## OBJECTIVE
Pull every line containing "высшего" from the entries.

----------

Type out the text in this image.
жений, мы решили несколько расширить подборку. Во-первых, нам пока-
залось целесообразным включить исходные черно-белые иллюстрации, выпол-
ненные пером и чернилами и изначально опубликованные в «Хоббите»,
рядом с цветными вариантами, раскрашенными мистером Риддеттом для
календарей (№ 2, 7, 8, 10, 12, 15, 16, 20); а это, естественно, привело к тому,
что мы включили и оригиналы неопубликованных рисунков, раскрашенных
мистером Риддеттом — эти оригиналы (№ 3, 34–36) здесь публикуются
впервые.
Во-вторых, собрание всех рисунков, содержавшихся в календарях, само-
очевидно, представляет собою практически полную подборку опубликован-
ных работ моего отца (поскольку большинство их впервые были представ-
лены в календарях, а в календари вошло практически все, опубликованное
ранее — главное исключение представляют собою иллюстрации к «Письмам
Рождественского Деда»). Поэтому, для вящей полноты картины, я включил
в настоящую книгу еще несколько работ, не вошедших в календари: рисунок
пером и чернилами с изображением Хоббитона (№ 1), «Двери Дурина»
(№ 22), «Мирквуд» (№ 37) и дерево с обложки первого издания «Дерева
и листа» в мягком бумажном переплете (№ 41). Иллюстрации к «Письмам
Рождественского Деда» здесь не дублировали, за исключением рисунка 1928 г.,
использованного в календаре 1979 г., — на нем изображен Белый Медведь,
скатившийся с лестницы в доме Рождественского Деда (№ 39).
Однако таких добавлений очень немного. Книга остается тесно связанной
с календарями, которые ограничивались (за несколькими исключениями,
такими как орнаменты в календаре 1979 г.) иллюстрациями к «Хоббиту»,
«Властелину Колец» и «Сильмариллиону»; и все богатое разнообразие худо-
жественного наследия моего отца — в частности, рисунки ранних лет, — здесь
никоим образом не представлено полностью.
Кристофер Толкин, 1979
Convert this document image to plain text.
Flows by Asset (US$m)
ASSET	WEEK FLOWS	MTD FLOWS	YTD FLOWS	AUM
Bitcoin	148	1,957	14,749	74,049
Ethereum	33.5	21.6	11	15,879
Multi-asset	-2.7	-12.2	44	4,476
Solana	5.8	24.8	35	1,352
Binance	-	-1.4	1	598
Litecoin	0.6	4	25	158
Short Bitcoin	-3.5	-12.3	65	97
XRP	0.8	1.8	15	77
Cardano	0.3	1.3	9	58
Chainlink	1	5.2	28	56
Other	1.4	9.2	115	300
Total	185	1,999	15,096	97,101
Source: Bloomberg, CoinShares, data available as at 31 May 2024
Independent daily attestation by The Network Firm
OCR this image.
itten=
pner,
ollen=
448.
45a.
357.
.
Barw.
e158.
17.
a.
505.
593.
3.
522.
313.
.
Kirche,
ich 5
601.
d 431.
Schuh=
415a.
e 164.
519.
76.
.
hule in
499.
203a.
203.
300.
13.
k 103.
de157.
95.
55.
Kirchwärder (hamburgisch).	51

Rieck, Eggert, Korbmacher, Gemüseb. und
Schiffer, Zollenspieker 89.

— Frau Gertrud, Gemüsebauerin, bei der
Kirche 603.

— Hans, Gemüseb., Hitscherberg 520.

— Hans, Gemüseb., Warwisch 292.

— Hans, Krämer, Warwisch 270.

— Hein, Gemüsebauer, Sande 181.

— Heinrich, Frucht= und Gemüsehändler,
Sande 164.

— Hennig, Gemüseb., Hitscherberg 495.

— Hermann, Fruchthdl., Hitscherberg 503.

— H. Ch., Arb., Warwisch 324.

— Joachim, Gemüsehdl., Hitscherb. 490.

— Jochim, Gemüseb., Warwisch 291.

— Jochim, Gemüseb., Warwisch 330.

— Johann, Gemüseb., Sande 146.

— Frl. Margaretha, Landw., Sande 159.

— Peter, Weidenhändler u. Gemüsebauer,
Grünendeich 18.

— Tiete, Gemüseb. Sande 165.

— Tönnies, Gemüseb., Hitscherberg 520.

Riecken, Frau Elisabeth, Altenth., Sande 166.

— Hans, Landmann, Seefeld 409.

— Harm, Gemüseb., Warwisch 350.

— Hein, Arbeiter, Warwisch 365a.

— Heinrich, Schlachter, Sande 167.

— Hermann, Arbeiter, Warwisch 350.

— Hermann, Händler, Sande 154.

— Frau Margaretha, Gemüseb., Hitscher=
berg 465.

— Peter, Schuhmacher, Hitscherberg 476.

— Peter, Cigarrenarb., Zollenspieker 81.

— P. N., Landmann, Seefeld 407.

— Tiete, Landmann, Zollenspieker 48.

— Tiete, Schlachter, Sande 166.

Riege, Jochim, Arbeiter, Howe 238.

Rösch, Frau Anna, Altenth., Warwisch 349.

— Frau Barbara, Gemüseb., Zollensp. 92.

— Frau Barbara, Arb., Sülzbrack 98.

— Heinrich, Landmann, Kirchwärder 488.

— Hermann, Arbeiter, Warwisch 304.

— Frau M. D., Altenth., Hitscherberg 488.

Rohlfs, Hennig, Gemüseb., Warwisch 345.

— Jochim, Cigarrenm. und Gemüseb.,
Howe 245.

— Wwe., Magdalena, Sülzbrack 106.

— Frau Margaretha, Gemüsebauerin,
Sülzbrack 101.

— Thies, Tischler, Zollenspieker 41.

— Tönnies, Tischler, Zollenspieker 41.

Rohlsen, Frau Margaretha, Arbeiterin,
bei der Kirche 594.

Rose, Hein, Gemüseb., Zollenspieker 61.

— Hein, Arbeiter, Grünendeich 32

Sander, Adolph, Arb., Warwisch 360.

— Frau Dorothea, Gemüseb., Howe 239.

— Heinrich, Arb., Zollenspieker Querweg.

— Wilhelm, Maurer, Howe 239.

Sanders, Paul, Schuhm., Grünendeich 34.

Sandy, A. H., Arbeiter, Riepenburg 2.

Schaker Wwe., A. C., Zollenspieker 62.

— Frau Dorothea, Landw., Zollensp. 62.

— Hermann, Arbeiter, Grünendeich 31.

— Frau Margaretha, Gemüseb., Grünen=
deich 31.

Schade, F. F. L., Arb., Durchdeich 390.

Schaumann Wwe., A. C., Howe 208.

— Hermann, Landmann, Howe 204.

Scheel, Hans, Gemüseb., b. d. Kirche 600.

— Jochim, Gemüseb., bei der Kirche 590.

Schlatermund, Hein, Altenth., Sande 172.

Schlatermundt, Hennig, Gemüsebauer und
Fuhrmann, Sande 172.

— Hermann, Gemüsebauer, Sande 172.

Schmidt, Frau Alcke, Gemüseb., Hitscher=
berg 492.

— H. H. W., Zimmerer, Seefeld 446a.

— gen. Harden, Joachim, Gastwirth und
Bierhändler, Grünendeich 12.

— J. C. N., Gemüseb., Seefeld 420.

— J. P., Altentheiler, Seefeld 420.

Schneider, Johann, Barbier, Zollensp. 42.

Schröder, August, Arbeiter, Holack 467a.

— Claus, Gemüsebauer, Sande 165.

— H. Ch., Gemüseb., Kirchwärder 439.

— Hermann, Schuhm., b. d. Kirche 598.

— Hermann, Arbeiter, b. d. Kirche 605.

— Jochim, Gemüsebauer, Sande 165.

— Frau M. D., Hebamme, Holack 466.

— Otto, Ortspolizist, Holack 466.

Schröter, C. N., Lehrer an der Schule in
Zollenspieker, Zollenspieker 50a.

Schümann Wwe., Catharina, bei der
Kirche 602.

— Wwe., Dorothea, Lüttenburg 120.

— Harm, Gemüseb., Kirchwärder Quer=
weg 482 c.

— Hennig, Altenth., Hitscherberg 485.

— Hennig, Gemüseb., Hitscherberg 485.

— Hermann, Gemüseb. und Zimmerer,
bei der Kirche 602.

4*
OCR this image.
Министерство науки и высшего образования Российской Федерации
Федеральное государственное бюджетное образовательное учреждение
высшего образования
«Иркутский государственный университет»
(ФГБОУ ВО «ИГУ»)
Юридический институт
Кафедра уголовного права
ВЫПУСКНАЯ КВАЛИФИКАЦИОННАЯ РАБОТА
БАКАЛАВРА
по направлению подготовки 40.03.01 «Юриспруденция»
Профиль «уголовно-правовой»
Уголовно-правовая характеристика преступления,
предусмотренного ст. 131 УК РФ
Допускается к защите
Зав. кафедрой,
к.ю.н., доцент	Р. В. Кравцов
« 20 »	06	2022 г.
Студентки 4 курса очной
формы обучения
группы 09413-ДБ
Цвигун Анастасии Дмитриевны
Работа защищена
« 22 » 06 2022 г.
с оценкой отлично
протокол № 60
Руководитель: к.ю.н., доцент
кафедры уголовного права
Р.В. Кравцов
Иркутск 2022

----------

## TASK SOLUTION
Министерство науки и высшего образования Российской Федерации
высшего образования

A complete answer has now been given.